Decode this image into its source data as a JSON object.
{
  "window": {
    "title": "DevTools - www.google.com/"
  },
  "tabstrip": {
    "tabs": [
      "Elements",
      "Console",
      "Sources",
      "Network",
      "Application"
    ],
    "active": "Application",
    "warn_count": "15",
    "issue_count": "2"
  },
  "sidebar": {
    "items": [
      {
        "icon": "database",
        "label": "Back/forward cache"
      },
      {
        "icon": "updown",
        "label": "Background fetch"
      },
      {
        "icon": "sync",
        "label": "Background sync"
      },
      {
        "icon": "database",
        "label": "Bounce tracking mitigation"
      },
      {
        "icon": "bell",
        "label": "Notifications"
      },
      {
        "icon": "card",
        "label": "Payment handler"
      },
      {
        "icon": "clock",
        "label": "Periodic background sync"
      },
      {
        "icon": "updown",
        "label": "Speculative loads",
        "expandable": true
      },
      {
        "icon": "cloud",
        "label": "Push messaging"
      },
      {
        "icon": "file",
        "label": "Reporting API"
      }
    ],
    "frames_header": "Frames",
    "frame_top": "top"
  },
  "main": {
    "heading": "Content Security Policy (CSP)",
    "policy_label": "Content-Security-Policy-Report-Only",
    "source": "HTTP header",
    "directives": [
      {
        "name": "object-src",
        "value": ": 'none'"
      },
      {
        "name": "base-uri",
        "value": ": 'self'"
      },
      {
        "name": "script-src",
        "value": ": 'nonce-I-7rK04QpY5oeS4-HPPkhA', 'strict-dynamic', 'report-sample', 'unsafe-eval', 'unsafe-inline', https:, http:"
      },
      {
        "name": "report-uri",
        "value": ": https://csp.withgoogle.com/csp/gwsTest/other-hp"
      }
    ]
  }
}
——
(PROBLEM TO SOLVE) Restate each of the entries above verbatim.

(RESPONSE)
Decode this image into its source data as a JSON object.
{
  "window": {
    "title": "DevTools - www.google.com/"
  },
  "tabstrip": {
    "tabs": [
      "Elements",
      "Console",
      "Sources",
      "Network",
      "Application"
    ],
    "active": "Application",
    "warn_count": "15",
    "issue_count": "2"
  },
  "sidebar": {
    "items": [
      {
        "icon": "database",
        "label": "Back/forward cache"
      },
      {
        "icon": "updown",
        "label": "Background fetch"
      },
      {
        "icon": "sync",
        "label": "Background sync"
      },
      {
        "icon": "database",
        "label": "Bounce tracking mitigation"
      },
      {
        "icon": "bell",
        "label": "Notifications"
      },
      {
        "icon": "card",
        "label": "Payment handler"
      },
      {
        "icon": "clock",
        "label": "Periodic background sync"
      },
      {
        "icon": "updown",
        "label": "Speculative loads",
        "expandable": true
      },
      {
        "icon": "cloud",
        "label": "Push messaging"
      },
      {
        "icon": "file",
        "label": "Reporting API"
      }
    ],
    "frames_header": "Frames",
    "frame_top": "top"
  },
  "main": {
    "heading": "Content Security Policy (CSP)",
    "policy_label": "Content-Security-Policy-Report-Only",
    "source": "HTTP header",
    "directives": [
      {
        "name": "object-src",
        "value": ": 'none'"
      },
      {
        "name": "base-uri",
        "value": ": 'self'"
      },
      {
        "name": "script-src",
        "value": ": 'nonce-I-7rK04QpY5oeS4-HPPkhA', 'strict-dynamic', 'report-sample', 'unsafe-eval', 'unsafe-inline', https:, http:"
      },
      {
        "name": "report-uri",
        "value": ": https://csp.withgoogle.com/csp/gwsTest/other-hp"
      }
    ]
  }
}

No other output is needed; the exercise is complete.